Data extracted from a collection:
= = = =
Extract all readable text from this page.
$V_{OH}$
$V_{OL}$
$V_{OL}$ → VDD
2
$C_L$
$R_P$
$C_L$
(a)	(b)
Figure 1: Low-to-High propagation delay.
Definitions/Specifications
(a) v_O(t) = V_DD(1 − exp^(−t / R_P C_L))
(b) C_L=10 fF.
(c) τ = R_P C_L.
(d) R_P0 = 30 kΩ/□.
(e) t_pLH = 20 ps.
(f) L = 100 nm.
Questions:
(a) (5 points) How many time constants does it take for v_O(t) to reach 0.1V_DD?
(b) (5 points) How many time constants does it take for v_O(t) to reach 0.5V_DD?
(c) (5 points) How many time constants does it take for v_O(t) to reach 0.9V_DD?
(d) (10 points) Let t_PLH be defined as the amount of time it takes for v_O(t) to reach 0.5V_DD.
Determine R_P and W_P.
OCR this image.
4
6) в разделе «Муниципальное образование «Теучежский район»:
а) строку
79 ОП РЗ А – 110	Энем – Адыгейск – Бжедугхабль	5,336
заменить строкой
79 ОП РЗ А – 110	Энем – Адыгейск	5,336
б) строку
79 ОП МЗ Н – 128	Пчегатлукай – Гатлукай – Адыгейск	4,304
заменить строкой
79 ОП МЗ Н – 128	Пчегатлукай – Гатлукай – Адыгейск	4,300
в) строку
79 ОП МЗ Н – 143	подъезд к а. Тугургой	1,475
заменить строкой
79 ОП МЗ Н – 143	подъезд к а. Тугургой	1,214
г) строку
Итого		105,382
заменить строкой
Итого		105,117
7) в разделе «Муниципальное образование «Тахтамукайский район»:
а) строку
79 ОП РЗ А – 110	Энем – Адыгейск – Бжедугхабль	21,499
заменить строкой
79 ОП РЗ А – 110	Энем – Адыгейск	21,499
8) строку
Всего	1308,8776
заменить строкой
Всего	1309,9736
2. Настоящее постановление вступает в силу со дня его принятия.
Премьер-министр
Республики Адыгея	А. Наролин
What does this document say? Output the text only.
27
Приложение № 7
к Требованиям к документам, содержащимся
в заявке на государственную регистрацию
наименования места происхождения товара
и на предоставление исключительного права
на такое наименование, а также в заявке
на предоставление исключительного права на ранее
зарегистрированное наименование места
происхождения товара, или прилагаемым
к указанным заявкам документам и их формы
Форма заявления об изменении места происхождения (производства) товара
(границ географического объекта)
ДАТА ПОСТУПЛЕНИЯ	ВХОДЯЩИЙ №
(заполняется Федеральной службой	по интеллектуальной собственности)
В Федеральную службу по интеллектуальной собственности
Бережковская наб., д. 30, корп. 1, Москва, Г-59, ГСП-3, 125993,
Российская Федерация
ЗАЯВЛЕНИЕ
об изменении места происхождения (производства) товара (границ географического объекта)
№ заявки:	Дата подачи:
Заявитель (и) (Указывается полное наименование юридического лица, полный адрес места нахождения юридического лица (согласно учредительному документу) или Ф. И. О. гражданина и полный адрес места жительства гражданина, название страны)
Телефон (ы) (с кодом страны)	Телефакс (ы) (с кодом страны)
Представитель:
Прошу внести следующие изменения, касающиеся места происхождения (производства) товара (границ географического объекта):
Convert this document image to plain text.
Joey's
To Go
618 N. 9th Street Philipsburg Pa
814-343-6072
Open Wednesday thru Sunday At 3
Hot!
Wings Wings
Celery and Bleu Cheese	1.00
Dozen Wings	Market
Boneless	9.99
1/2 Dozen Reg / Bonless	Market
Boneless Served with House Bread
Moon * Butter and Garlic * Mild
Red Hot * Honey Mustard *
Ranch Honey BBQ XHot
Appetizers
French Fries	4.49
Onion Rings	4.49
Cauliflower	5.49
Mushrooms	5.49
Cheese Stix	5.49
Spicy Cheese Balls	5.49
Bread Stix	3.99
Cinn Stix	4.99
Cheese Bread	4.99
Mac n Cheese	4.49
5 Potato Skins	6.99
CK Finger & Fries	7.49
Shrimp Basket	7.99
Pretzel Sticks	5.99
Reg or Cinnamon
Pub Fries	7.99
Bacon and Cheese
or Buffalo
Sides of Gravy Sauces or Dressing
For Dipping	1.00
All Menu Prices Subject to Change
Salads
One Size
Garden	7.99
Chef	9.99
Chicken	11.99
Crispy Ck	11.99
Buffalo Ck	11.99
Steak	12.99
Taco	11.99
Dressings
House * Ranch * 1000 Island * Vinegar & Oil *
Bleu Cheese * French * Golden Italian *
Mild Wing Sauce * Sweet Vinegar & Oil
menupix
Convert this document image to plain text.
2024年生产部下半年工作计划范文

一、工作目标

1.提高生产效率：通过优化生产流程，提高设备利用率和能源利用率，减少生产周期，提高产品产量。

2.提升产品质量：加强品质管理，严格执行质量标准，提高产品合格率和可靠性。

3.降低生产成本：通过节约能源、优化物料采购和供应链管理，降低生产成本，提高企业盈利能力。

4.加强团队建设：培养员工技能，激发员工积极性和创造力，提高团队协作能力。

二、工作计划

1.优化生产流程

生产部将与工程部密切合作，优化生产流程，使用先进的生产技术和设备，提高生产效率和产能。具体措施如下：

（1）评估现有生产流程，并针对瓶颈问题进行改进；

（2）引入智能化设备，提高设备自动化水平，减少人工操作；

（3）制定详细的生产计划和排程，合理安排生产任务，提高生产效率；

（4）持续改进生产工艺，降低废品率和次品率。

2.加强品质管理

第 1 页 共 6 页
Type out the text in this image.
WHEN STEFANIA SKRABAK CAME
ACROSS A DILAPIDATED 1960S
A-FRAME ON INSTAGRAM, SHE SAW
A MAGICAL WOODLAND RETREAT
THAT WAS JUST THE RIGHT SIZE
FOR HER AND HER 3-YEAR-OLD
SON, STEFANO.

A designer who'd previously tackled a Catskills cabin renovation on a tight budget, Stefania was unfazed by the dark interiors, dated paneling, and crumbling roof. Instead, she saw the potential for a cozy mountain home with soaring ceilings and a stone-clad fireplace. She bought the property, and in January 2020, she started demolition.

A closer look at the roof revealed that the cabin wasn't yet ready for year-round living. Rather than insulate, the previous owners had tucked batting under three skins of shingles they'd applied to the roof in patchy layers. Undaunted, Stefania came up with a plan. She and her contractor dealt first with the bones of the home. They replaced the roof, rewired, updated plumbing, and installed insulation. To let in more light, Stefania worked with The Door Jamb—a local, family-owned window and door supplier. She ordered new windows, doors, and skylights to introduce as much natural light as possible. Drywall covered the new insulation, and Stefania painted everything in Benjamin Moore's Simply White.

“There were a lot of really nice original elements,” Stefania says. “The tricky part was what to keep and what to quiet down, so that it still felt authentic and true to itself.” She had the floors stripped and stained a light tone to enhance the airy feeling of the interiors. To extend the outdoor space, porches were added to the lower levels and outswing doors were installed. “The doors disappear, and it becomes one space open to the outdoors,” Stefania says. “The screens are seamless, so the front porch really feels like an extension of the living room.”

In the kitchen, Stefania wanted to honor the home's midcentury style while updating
= = = =
> [GIVEN PROBLEM]:
Transcribe every line of the data, exactly as it stands.

> [WRITTEN RESPONSE]:
Extract all readable text from this page.
$V_{OH}$
$V_{OL}$
$V_{OL}$ → VDD
2
$C_L$
$R_P$
$C_L$
(a)	(b)
Figure 1: Low-to-High propagation delay.
Definitions/Specifications
(a) v_O(t) = V_DD(1 − exp^(−t / R_P C_L))
(b) C_L=10 fF.
(c) τ = R_P C_L.
(d) R_P0 = 30 kΩ/□.
(e) t_pLH = 20 ps.
(f) L = 100 nm.
Questions:
(a) (5 points) How many time constants does it take for v_O(t) to reach 0.1V_DD?
(b) (5 points) How many time constants does it take for v_O(t) to reach 0.5V_DD?
(c) (5 points) How many time constants does it take for v_O(t) to reach 0.9V_DD?
(d) (10 points) Let t_PLH be defined as the amount of time it takes for v_O(t) to reach 0.5V_DD.
Determine R_P and W_P.
OCR this image.
4
6) в разделе «Муниципальное образование «Теучежский район»:
а) строку
79 ОП РЗ А – 110	Энем – Адыгейск – Бжедугхабль	5,336
заменить строкой
79 ОП РЗ А – 110	Энем – Адыгейск	5,336
б) строку
79 ОП МЗ Н – 128	Пчегатлукай – Гатлукай – Адыгейск	4,304
заменить строкой
79 ОП МЗ Н – 128	Пчегатлукай – Гатлукай – Адыгейск	4,300
в) строку
79 ОП МЗ Н – 143	подъезд к а. Тугургой	1,475
заменить строкой
79 ОП МЗ Н – 143	подъезд к а. Тугургой	1,214
г) строку
Итого		105,382
заменить строкой
Итого		105,117
7) в разделе «Муниципальное образование «Тахтамукайский район»:
а) строку
79 ОП РЗ А – 110	Энем – Адыгейск – Бжедугхабль	21,499
заменить строкой
79 ОП РЗ А – 110	Энем – Адыгейск	21,499
8) строку
Всего	1308,8776
заменить строкой
Всего	1309,9736
2. Настоящее постановление вступает в силу со дня его принятия.
Премьер-министр
Республики Адыгея	А. Наролин
What does this document say? Output the text only.
27
Приложение № 7
к Требованиям к документам, содержащимся
в заявке на государственную регистрацию
наименования места происхождения товара
и на предоставление исключительного права
на такое наименование, а также в заявке
на предоставление исключительного права на ранее
зарегистрированное наименование места
происхождения товара, или прилагаемым
к указанным заявкам документам и их формы
Форма заявления об изменении места происхождения (производства) товара
(границ географического объекта)
ДАТА ПОСТУПЛЕНИЯ	ВХОДЯЩИЙ №
(заполняется Федеральной службой	по интеллектуальной собственности)
В Федеральную службу по интеллектуальной собственности
Бережковская наб., д. 30, корп. 1, Москва, Г-59, ГСП-3, 125993,
Российская Федерация
ЗАЯВЛЕНИЕ
об изменении места происхождения (производства) товара (границ географического объекта)
№ заявки:	Дата подачи:
Заявитель (и) (Указывается полное наименование юридического лица, полный адрес места нахождения юридического лица (согласно учредительному документу) или Ф. И. О. гражданина и полный адрес места жительства гражданина, название страны)
Телефон (ы) (с кодом страны)	Телефакс (ы) (с кодом страны)
Представитель:
Прошу внести следующие изменения, касающиеся места происхождения (производства) товара (границ географического объекта):
Convert this document image to plain text.
Joey's
To Go
618 N. 9th Street Philipsburg Pa
814-343-6072
Open Wednesday thru Sunday At 3
Hot!
Wings Wings
Celery and Bleu Cheese	1.00
Dozen Wings	Market
Boneless	9.99
1/2 Dozen Reg / Bonless	Market
Boneless Served with House Bread
Moon * Butter and Garlic * Mild
Red Hot * Honey Mustard *
Ranch Honey BBQ XHot
Appetizers
French Fries	4.49
Onion Rings	4.49
Cauliflower	5.49
Mushrooms	5.49
Cheese Stix	5.49
Spicy Cheese Balls	5.49
Bread Stix	3.99
Cinn Stix	4.99
Cheese Bread	4.99
Mac n Cheese	4.49
5 Potato Skins	6.99
CK Finger & Fries	7.49
Shrimp Basket	7.99
Pretzel Sticks	5.99
Reg or Cinnamon
Pub Fries	7.99
Bacon and Cheese
or Buffalo
Sides of Gravy Sauces or Dressing
For Dipping	1.00
All Menu Prices Subject to Change
Salads
One Size
Garden	7.99
Chef	9.99
Chicken	11.99
Crispy Ck	11.99
Buffalo Ck	11.99
Steak	12.99
Taco	11.99
Dressings
House * Ranch * 1000 Island * Vinegar & Oil *
Bleu Cheese * French * Golden Italian *
Mild Wing Sauce * Sweet Vinegar & Oil
menupix
Convert this document image to plain text.
2024年生产部下半年工作计划范文

一、工作目标

1.提高生产效率：通过优化生产流程，提高设备利用率和能源利用率，减少生产周期，提高产品产量。

2.提升产品质量：加强品质管理，严格执行质量标准，提高产品合格率和可靠性。

3.降低生产成本：通过节约能源、优化物料采购和供应链管理，降低生产成本，提高企业盈利能力。

4.加强团队建设：培养员工技能，激发员工积极性和创造力，提高团队协作能力。

二、工作计划

1.优化生产流程

生产部将与工程部密切合作，优化生产流程，使用先进的生产技术和设备，提高生产效率和产能。具体措施如下：

（1）评估现有生产流程，并针对瓶颈问题进行改进；

（2）引入智能化设备，提高设备自动化水平，减少人工操作；

（3）制定详细的生产计划和排程，合理安排生产任务，提高生产效率；

（4）持续改进生产工艺，降低废品率和次品率。

2.加强品质管理

第 1 页 共 6 页
Type out the text in this image.
WHEN STEFANIA SKRABAK CAME
ACROSS A DILAPIDATED 1960S
A-FRAME ON INSTAGRAM, SHE SAW
A MAGICAL WOODLAND RETREAT
THAT WAS JUST THE RIGHT SIZE
FOR HER AND HER 3-YEAR-OLD
SON, STEFANO.

A designer who'd previously tackled a Catskills cabin renovation on a tight budget, Stefania was unfazed by the dark interiors, dated paneling, and crumbling roof. Instead, she saw the potential for a cozy mountain home with soaring ceilings and a stone-clad fireplace. She bought the property, and in January 2020, she started demolition.

A closer look at the roof revealed that the cabin wasn't yet ready for year-round living. Rather than insulate, the previous owners had tucked batting under three skins of shingles they'd applied to the roof in patchy layers. Undaunted, Stefania came up with a plan. She and her contractor dealt first with the bones of the home. They replaced the roof, rewired, updated plumbing, and installed insulation. To let in more light, Stefania worked with The Door Jamb—a local, family-owned window and door supplier. She ordered new windows, doors, and skylights to introduce as much natural light as possible. Drywall covered the new insulation, and Stefania painted everything in Benjamin Moore's Simply White.

“There were a lot of really nice original elements,” Stefania says. “The tricky part was what to keep and what to quiet down, so that it still felt authentic and true to itself.” She had the floors stripped and stained a light tone to enhance the airy feeling of the interiors. To extend the outdoor space, porches were added to the lower levels and outswing doors were installed. “The doors disappear, and it becomes one space open to the outdoors,” Stefania says. “The screens are seamless, so the front porch really feels like an extension of the living room.”

In the kitchen, Stefania wanted to honor the home's midcentury style while updating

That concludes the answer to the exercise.